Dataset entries
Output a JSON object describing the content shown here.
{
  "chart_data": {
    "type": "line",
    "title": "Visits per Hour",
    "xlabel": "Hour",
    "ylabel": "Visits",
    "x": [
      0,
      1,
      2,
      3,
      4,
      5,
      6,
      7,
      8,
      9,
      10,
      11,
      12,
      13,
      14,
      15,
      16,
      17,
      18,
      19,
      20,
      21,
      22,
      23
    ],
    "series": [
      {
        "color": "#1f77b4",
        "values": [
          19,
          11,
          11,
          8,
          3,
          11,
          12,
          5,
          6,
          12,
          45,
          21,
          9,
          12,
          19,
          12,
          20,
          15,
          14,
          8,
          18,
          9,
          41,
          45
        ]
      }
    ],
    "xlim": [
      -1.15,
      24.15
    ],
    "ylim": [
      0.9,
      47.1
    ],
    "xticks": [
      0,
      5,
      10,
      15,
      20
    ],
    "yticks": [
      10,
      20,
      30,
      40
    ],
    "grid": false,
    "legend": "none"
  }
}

*To be done*
Find all lines holding the string "Visits" and copy them.

*Output of the task*
    "title": "Visits per Hour",
    "ylabel": "Visits",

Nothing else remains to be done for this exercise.